## DATA ROWS
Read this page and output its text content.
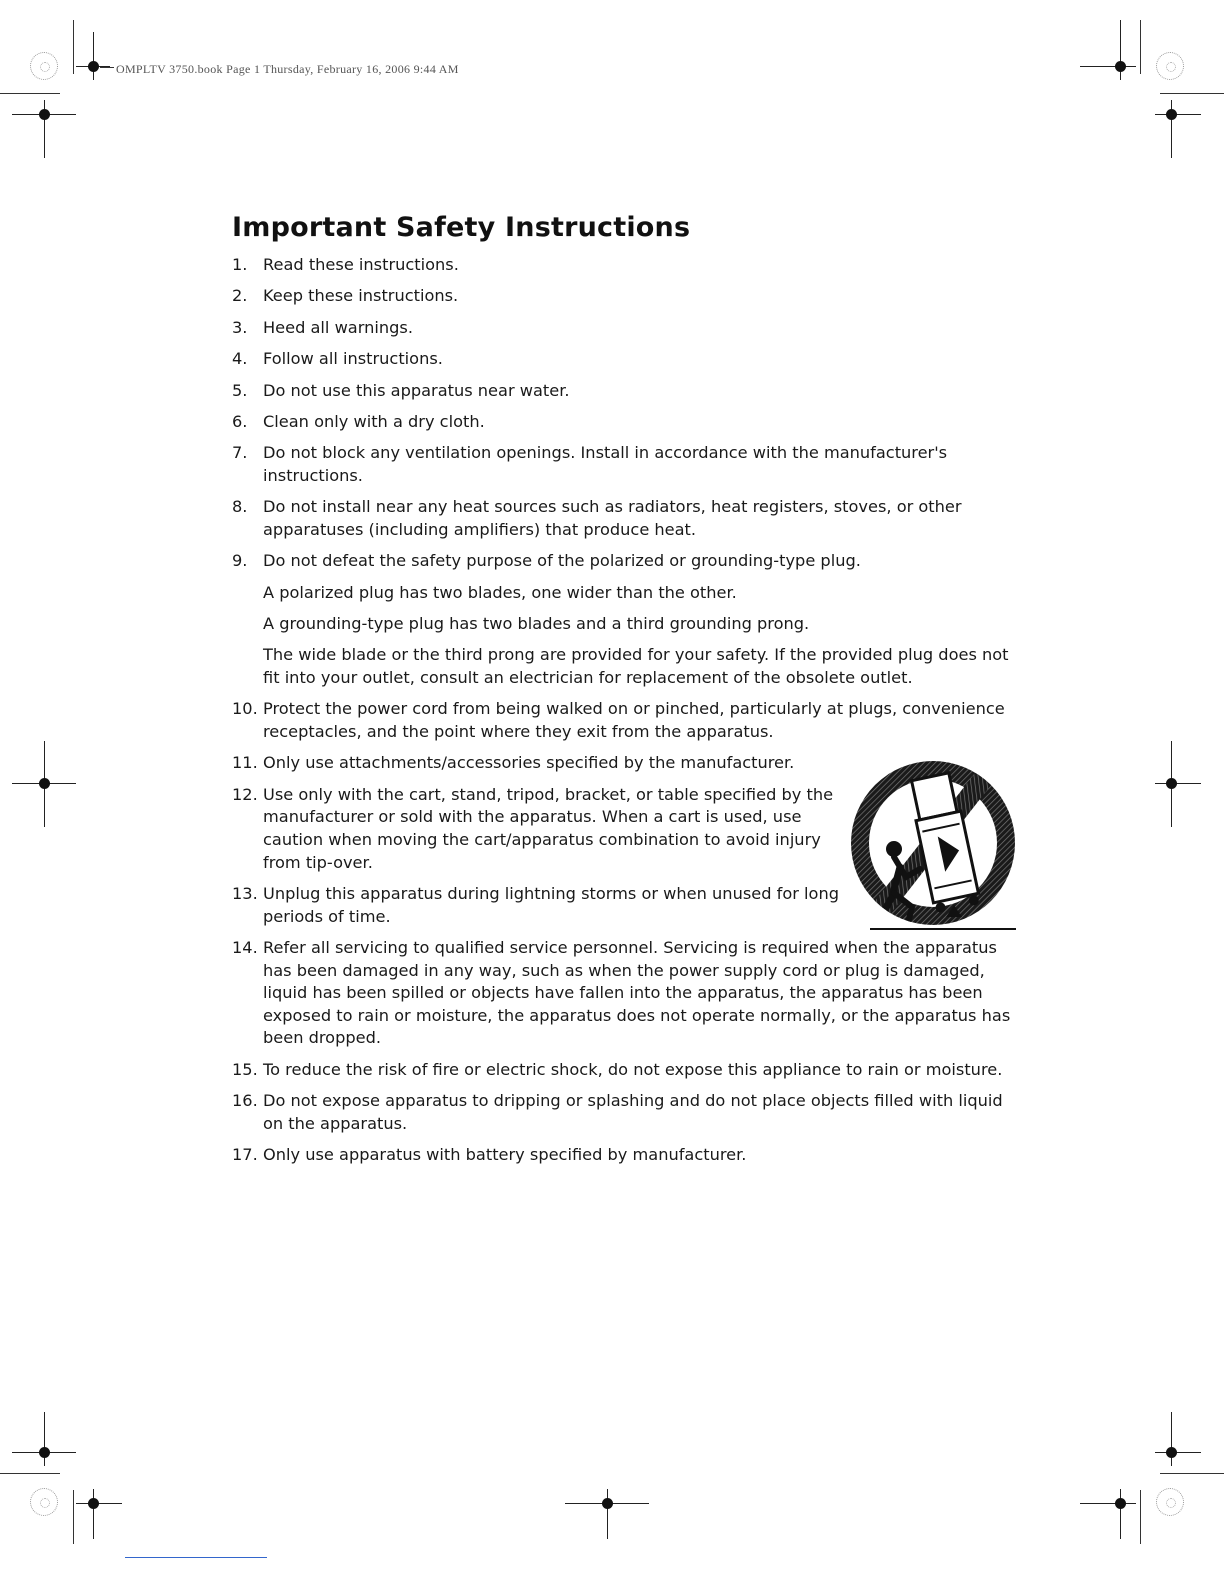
OMPLTV 3750.book Page 1 Thursday, February 16, 2006 9:44 AM
Important Safety Instructions
1. Read these instructions.
2. Keep these instructions.
3. Heed all warnings.
4. Follow all instructions.
5. Do not use this apparatus near water.
6. Clean only with a dry cloth.
7. Do not block any ventilation openings. Install in accordance with the manufacturer's instructions.
8. Do not install near any heat sources such as radiators, heat registers, stoves, or other apparatuses (including amplifiers) that produce heat.
9. Do not defeat the safety purpose of the polarized or grounding-type plug.
A polarized plug has two blades, one wider than the other.
A grounding-type plug has two blades and a third grounding prong.
The wide blade or the third prong are provided for your safety. If the provided plug does not fit into your outlet, consult an electrician for replacement of the obsolete outlet.
10. Protect the power cord from being walked on or pinched, particularly at plugs, convenience receptacles, and the point where they exit from the apparatus.
11. Only use attachments/accessories specified by the manufacturer.
12. Use only with the cart, stand, tripod, bracket, or table specified by the manufacturer or sold with the apparatus. When a cart is used, use caution when moving the cart/apparatus combination to avoid injury from tip-over.
13. Unplug this apparatus during lightning storms or when unused for long periods of time.
14. Refer all servicing to qualified service personnel. Servicing is required when the apparatus has been damaged in any way, such as when the power supply cord or plug is damaged, liquid has been spilled or objects have fallen into the apparatus, the apparatus has been exposed to rain or moisture, the apparatus does not operate normally, or the apparatus has been dropped.
15. To reduce the risk of fire or electric shock, do not expose this appliance to rain or moisture.
16. Do not expose apparatus to dripping or splashing and do not place objects filled with liquid on the apparatus.
17. Only use apparatus with battery specified by manufacturer.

## AIM
Tally every line of the data that holds the word "does" and write the count alone.

## EXERCISE ANSWER
2